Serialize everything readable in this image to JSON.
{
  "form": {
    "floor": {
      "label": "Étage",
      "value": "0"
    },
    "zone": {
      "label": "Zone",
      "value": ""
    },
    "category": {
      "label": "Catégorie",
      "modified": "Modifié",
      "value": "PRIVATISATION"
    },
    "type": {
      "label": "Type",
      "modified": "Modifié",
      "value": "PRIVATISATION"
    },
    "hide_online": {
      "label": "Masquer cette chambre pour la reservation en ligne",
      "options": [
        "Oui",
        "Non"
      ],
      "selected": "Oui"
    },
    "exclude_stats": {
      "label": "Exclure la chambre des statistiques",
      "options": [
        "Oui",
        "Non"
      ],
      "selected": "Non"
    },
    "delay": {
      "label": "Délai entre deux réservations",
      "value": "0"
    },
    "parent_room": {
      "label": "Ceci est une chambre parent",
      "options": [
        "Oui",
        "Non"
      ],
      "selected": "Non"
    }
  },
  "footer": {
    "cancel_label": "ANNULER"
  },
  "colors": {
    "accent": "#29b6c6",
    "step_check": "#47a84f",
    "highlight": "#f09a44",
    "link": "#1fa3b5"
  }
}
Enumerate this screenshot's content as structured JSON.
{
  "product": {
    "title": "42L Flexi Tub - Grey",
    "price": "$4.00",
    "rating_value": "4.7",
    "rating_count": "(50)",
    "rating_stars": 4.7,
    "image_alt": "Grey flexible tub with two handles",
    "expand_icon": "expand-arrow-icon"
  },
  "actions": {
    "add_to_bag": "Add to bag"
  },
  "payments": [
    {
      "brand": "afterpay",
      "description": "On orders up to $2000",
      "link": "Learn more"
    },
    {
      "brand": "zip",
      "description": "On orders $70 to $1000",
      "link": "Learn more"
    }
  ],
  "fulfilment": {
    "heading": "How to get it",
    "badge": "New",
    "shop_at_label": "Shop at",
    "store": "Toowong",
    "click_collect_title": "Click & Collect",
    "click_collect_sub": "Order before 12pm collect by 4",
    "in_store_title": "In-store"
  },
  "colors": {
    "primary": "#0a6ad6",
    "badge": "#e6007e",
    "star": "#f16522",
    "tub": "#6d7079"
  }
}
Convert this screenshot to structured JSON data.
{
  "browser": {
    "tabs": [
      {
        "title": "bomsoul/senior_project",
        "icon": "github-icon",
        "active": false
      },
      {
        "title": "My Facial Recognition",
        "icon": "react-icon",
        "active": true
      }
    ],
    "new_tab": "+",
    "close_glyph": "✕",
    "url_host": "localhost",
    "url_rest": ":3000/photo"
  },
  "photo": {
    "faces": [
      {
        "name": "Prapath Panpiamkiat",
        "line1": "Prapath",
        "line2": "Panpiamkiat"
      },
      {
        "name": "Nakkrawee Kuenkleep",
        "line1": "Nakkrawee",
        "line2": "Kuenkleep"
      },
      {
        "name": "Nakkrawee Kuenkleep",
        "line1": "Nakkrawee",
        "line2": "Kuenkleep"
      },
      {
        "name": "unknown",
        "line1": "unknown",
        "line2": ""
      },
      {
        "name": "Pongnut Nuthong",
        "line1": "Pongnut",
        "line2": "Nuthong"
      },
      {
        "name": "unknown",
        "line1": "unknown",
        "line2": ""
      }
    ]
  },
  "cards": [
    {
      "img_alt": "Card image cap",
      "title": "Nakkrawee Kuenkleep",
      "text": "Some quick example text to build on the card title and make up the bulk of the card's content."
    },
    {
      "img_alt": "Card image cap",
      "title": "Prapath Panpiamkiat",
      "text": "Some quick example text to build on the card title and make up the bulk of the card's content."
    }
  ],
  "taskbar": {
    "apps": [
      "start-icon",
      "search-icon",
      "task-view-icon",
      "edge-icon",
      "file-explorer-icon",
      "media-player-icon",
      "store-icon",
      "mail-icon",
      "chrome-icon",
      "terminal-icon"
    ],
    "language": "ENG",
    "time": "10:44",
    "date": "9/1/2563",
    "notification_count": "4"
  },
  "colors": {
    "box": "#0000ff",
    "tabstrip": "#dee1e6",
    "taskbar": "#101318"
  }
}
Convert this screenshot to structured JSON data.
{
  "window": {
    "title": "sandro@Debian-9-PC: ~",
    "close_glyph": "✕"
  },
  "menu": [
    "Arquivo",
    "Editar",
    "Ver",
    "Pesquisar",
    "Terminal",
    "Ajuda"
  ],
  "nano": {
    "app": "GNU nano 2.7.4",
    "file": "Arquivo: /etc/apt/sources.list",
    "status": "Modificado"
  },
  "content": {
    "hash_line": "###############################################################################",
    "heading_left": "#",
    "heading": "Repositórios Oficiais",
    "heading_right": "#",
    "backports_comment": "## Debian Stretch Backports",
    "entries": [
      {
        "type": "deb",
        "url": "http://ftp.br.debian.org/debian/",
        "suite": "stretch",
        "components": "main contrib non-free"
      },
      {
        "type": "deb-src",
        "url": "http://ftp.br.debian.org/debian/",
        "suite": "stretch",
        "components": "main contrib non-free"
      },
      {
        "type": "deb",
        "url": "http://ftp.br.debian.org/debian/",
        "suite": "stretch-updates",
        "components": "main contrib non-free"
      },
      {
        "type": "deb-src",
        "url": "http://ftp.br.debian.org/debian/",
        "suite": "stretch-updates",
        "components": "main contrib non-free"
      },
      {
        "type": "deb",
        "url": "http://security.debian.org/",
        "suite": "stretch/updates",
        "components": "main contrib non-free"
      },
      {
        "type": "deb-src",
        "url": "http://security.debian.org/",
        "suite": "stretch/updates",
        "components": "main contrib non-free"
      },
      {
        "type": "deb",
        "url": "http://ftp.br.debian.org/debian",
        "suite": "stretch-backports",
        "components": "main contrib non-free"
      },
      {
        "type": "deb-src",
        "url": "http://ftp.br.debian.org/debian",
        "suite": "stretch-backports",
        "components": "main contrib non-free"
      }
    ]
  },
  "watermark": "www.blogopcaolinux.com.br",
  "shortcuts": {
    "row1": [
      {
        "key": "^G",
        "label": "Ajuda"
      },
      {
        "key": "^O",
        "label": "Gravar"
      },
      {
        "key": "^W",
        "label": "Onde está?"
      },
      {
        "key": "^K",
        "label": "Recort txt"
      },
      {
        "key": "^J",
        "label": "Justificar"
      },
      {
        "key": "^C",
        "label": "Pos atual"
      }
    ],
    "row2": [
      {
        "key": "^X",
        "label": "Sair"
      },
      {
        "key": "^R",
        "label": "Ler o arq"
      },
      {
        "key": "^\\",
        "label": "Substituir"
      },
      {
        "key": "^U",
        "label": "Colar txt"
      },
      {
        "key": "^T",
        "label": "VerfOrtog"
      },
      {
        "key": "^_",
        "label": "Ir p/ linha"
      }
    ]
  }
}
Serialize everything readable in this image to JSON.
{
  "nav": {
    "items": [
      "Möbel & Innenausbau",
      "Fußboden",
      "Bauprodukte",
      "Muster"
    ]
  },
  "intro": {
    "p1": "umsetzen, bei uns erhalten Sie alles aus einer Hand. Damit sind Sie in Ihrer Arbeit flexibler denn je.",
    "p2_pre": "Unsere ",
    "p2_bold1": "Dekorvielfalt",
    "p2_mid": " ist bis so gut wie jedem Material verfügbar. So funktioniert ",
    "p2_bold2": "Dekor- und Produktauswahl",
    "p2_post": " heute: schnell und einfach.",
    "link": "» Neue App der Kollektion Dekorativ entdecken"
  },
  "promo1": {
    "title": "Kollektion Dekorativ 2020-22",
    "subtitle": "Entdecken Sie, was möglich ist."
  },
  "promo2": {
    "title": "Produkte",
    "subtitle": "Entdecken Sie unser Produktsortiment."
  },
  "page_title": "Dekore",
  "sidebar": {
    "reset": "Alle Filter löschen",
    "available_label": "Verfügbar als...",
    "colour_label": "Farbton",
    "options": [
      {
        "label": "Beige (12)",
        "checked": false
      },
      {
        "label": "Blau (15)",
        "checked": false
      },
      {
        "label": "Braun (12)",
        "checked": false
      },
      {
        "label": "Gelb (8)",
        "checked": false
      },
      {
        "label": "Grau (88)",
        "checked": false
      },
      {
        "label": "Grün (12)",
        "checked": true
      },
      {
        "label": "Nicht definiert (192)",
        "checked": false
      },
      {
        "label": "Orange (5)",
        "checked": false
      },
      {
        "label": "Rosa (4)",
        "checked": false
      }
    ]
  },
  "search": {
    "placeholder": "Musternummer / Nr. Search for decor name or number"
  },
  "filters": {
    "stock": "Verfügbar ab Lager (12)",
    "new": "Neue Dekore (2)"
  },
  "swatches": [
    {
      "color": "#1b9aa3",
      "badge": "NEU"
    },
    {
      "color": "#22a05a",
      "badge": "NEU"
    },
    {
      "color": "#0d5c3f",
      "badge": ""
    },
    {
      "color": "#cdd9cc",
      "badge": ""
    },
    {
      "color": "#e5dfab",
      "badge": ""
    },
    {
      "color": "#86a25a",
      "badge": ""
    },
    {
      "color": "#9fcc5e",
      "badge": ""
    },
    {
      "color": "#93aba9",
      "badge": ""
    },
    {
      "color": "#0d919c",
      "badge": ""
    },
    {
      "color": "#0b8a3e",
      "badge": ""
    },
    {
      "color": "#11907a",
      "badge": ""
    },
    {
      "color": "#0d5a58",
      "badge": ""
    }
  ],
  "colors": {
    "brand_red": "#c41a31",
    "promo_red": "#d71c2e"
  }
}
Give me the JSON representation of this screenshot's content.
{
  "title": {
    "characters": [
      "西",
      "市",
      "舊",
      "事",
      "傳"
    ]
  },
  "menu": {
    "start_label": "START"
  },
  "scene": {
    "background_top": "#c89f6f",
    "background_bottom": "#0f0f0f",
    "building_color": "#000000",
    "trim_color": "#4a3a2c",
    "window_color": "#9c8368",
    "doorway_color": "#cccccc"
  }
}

▶ EXERCISE DETAILS: Each line in the material either holds the string "Nuthong" or does not. State how many do, and nothing else.

▶ TASK RESPONSE: 2